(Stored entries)
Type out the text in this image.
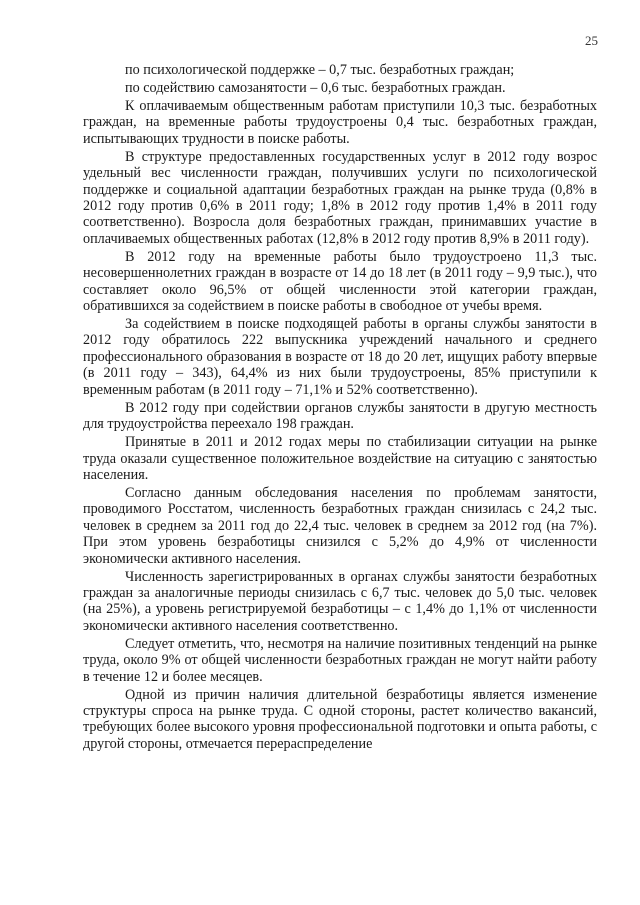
25

по психологической поддержке – 0,7 тыс. безработных граждан;

по содействию самозанятости – 0,6 тыс. безработных граждан.

К оплачиваемым общественным работам приступили 10,3 тыс. безработных граждан, на временные работы трудоустроены 0,4 тыс. безработных граждан, испытывающих трудности в поиске работы.

В структуре предоставленных государственных услуг в 2012 году возрос удельный вес численности граждан, получивших услуги по психологической поддержке и социальной адаптации безработных граждан на рынке труда (0,8% в 2012 году против 0,6% в 2011 году; 1,8% в 2012 году против 1,4% в 2011 году соответственно). Возросла доля безработных граждан, принимавших участие в оплачиваемых общественных работах (12,8% в 2012 году против 8,9% в 2011 году).

В 2012 году на временные работы было трудоустроено 11,3 тыс. несовершеннолетних граждан в возрасте от 14 до 18 лет (в 2011 году – 9,9 тыс.), что составляет около 96,5% от общей численности этой категории граждан, обратившихся за содействием в поиске работы в свободное от учебы время.

За содействием в поиске подходящей работы в органы службы занятости в 2012 году обратилось 222 выпускника учреждений начального и среднего профессионального образования в возрасте от 18 до 20 лет, ищущих работу впервые (в 2011 году – 343), 64,4% из них были трудоустроены, 85% приступили к временным работам (в 2011 году – 71,1% и 52% соответственно).

В 2012 году при содействии органов службы занятости в другую местность для трудоустройства переехало 198 граждан.

Принятые в 2011 и 2012 годах меры по стабилизации ситуации на рынке труда оказали существенное положительное воздействие на ситуацию с занятостью населения.

Согласно данным обследования населения по проблемам занятости, проводимого Росстатом, численность безработных граждан снизилась с 24,2 тыс. человек в среднем за 2011 год до 22,4 тыс. человек в среднем за 2012 год (на 7%). При этом уровень безработицы снизился с 5,2% до 4,9% от численности экономически активного населения.

Численность зарегистрированных в органах службы занятости безработных граждан за аналогичные периоды снизилась с 6,7 тыс. человек до 5,0 тыс. человек (на 25%), а уровень регистрируемой безработицы – с 1,4% до 1,1% от численности экономически активного населения соответственно.

Следует отметить, что, несмотря на наличие позитивных тенденций на рынке труда, около 9% от общей численности безработных граждан не могут найти работу в течение 12 и более месяцев.

Одной из причин наличия длительной безработицы является изменение структуры спроса на рынке труда. С одной стороны, растет количество вакансий, требующих более высокого уровня профессиональной подготовки и опыта работы, с другой стороны, отмечается перераспределение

_PROBLEM TO WORK ON_: Give an exact reproduction of every line, leaving out any picture.

_CORRECT ANSWER_:
Type out the text in this image.
25

по психологической поддержке – 0,7 тыс. безработных граждан;

по содействию самозанятости – 0,6 тыс. безработных граждан.

К оплачиваемым общественным работам приступили 10,3 тыс. безработных граждан, на временные работы трудоустроены 0,4 тыс. безработных граждан, испытывающих трудности в поиске работы.

В структуре предоставленных государственных услуг в 2012 году возрос удельный вес численности граждан, получивших услуги по психологической поддержке и социальной адаптации безработных граждан на рынке труда (0,8% в 2012 году против 0,6% в 2011 году; 1,8% в 2012 году против 1,4% в 2011 году соответственно). Возросла доля безработных граждан, принимавших участие в оплачиваемых общественных работах (12,8% в 2012 году против 8,9% в 2011 году).

В 2012 году на временные работы было трудоустроено 11,3 тыс. несовершеннолетних граждан в возрасте от 14 до 18 лет (в 2011 году – 9,9 тыс.), что составляет около 96,5% от общей численности этой категории граждан, обратившихся за содействием в поиске работы в свободное от учебы время.

За содействием в поиске подходящей работы в органы службы занятости в 2012 году обратилось 222 выпускника учреждений начального и среднего профессионального образования в возрасте от 18 до 20 лет, ищущих работу впервые (в 2011 году – 343), 64,4% из них были трудоустроены, 85% приступили к временным работам (в 2011 году – 71,1% и 52% соответственно).

В 2012 году при содействии органов службы занятости в другую местность для трудоустройства переехало 198 граждан.

Принятые в 2011 и 2012 годах меры по стабилизации ситуации на рынке труда оказали существенное положительное воздействие на ситуацию с занятостью населения.

Согласно данным обследования населения по проблемам занятости, проводимого Росстатом, численность безработных граждан снизилась с 24,2 тыс. человек в среднем за 2011 год до 22,4 тыс. человек в среднем за 2012 год (на 7%). При этом уровень безработицы снизился с 5,2% до 4,9% от численности экономически активного населения.

Численность зарегистрированных в органах службы занятости безработных граждан за аналогичные периоды снизилась с 6,7 тыс. человек до 5,0 тыс. человек (на 25%), а уровень регистрируемой безработицы – с 1,4% до 1,1% от численности экономически активного населения соответственно.

Следует отметить, что, несмотря на наличие позитивных тенденций на рынке труда, около 9% от общей численности безработных граждан не могут найти работу в течение 12 и более месяцев.

Одной из причин наличия длительной безработицы является изменение структуры спроса на рынке труда. С одной стороны, растет количество вакансий, требующих более высокого уровня профессиональной подготовки и опыта работы, с другой стороны, отмечается перераспределение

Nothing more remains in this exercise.